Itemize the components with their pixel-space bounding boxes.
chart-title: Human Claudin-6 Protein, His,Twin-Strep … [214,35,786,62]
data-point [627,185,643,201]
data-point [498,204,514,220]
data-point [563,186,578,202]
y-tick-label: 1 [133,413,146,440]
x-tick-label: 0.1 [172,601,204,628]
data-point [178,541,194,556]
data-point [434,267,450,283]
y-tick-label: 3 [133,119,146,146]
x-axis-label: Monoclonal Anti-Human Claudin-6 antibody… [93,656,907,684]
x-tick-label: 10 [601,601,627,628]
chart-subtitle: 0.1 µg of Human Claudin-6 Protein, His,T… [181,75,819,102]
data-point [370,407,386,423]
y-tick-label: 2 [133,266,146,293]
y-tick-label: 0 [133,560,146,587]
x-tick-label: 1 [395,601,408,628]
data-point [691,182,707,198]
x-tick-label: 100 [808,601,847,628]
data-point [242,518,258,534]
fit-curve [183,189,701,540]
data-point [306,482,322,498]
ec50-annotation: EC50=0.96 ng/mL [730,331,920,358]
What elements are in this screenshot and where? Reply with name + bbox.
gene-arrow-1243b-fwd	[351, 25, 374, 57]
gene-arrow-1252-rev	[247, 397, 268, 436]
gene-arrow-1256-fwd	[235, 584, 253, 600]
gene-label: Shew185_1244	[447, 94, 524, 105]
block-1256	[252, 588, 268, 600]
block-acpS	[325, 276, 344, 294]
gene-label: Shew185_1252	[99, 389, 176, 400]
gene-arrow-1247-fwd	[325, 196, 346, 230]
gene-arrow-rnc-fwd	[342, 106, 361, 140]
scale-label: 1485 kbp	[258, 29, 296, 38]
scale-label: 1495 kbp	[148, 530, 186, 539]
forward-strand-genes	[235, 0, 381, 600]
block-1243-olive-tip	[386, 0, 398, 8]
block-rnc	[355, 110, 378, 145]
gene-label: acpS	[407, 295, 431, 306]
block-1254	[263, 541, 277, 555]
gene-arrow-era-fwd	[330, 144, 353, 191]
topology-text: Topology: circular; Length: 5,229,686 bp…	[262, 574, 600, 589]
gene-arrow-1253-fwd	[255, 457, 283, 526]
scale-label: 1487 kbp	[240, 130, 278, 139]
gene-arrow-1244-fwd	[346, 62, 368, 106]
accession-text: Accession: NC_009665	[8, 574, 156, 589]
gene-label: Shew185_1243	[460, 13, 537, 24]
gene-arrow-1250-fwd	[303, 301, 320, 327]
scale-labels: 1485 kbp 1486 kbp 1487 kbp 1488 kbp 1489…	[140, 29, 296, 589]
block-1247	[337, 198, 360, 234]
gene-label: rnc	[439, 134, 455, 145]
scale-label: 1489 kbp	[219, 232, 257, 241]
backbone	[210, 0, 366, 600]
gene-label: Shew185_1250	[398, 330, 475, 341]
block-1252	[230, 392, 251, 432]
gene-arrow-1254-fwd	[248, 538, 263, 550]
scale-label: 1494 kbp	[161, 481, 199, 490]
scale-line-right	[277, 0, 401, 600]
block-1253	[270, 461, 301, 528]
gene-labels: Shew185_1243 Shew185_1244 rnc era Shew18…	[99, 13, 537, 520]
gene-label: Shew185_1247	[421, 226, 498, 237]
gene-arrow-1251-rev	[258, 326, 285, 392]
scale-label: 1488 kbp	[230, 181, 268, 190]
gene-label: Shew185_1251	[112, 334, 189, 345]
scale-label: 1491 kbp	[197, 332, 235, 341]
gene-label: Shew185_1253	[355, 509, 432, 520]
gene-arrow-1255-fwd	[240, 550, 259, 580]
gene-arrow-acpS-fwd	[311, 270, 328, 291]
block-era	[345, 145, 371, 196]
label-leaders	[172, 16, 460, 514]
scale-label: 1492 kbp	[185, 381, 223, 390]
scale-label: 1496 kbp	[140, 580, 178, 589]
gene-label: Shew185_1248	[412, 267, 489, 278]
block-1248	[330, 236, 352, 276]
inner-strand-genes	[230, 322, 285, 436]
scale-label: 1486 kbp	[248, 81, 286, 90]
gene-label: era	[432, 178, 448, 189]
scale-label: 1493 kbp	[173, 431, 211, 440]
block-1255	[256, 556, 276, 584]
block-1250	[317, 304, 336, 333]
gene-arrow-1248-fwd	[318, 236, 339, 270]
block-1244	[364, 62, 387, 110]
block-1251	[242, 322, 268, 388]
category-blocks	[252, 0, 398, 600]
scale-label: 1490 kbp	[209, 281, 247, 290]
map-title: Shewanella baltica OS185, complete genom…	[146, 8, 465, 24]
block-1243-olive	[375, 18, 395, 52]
__________
AIM OF THE TASK = Give back each entry so that it matches the original word for word.

SOLUTION TO THE EXERCISE =
Itemize the components with their pixel-space bounding boxes.
chart-title: Human Claudin-6 Protein, His,Twin-Strep … [214,35,786,62]
data-point [627,185,643,201]
data-point [498,204,514,220]
data-point [563,186,578,202]
y-tick-label: 1 [133,413,146,440]
x-tick-label: 0.1 [172,601,204,628]
data-point [178,541,194,556]
data-point [434,267,450,283]
y-tick-label: 3 [133,119,146,146]
x-axis-label: Monoclonal Anti-Human Claudin-6 antibody… [93,656,907,684]
x-tick-label: 10 [601,601,627,628]
chart-subtitle: 0.1 µg of Human Claudin-6 Protein, His,T… [181,75,819,102]
data-point [370,407,386,423]
y-tick-label: 2 [133,266,146,293]
y-tick-label: 0 [133,560,146,587]
x-tick-label: 1 [395,601,408,628]
data-point [691,182,707,198]
x-tick-label: 100 [808,601,847,628]
data-point [242,518,258,534]
fit-curve [183,189,701,540]
data-point [306,482,322,498]
ec50-annotation: EC50=0.96 ng/mL [730,331,920,358]
What elements are in this screenshot and where? Reply with name + bbox.
gene-arrow-1243b-fwd	[351, 25, 374, 57]
gene-arrow-1252-rev	[247, 397, 268, 436]
gene-arrow-1256-fwd	[235, 584, 253, 600]
gene-label: Shew185_1244	[447, 94, 524, 105]
block-1256	[252, 588, 268, 600]
block-acpS	[325, 276, 344, 294]
gene-label: Shew185_1252	[99, 389, 176, 400]
gene-arrow-1247-fwd	[325, 196, 346, 230]
gene-arrow-rnc-fwd	[342, 106, 361, 140]
scale-label: 1485 kbp	[258, 29, 296, 38]
scale-label: 1495 kbp	[148, 530, 186, 539]
forward-strand-genes	[235, 0, 381, 600]
block-1243-olive-tip	[386, 0, 398, 8]
block-rnc	[355, 110, 378, 145]
gene-label: acpS	[407, 295, 431, 306]
block-1254	[263, 541, 277, 555]
gene-arrow-era-fwd	[330, 144, 353, 191]
topology-text: Topology: circular; Length: 5,229,686 bp…	[262, 574, 600, 589]
gene-arrow-1253-fwd	[255, 457, 283, 526]
scale-label: 1487 kbp	[240, 130, 278, 139]
gene-arrow-1244-fwd	[346, 62, 368, 106]
accession-text: Accession: NC_009665	[8, 574, 156, 589]
gene-label: Shew185_1243	[460, 13, 537, 24]
gene-arrow-1250-fwd	[303, 301, 320, 327]
scale-labels: 1485 kbp 1486 kbp 1487 kbp 1488 kbp 1489…	[140, 29, 296, 589]
block-1247	[337, 198, 360, 234]
gene-label: rnc	[439, 134, 455, 145]
scale-label: 1489 kbp	[219, 232, 257, 241]
backbone	[210, 0, 366, 600]
gene-label: Shew185_1250	[398, 330, 475, 341]
block-1252	[230, 392, 251, 432]
gene-arrow-1254-fwd	[248, 538, 263, 550]
scale-label: 1494 kbp	[161, 481, 199, 490]
scale-line-right	[277, 0, 401, 600]
block-1253	[270, 461, 301, 528]
gene-labels: Shew185_1243 Shew185_1244 rnc era Shew18…	[99, 13, 537, 520]
gene-label: Shew185_1247	[421, 226, 498, 237]
gene-arrow-1251-rev	[258, 326, 285, 392]
scale-label: 1488 kbp	[230, 181, 268, 190]
gene-label: Shew185_1251	[112, 334, 189, 345]
scale-label: 1491 kbp	[197, 332, 235, 341]
gene-label: Shew185_1253	[355, 509, 432, 520]
gene-arrow-1255-fwd	[240, 550, 259, 580]
gene-arrow-acpS-fwd	[311, 270, 328, 291]
block-era	[345, 145, 371, 196]
label-leaders	[172, 16, 460, 514]
scale-label: 1492 kbp	[185, 381, 223, 390]
scale-label: 1496 kbp	[140, 580, 178, 589]
gene-label: Shew185_1248	[412, 267, 489, 278]
block-1248	[330, 236, 352, 276]
inner-strand-genes	[230, 322, 285, 436]
scale-label: 1486 kbp	[248, 81, 286, 90]
gene-label: era	[432, 178, 448, 189]
scale-label: 1493 kbp	[173, 431, 211, 440]
block-1255	[256, 556, 276, 584]
block-1250	[317, 304, 336, 333]
gene-arrow-1248-fwd	[318, 236, 339, 270]
block-1244	[364, 62, 387, 110]
block-1251	[242, 322, 268, 388]
category-blocks	[252, 0, 398, 600]
scale-label: 1490 kbp	[209, 281, 247, 290]
map-title: Shewanella baltica OS185, complete genom…	[146, 8, 465, 24]
block-1243-olive	[375, 18, 395, 52]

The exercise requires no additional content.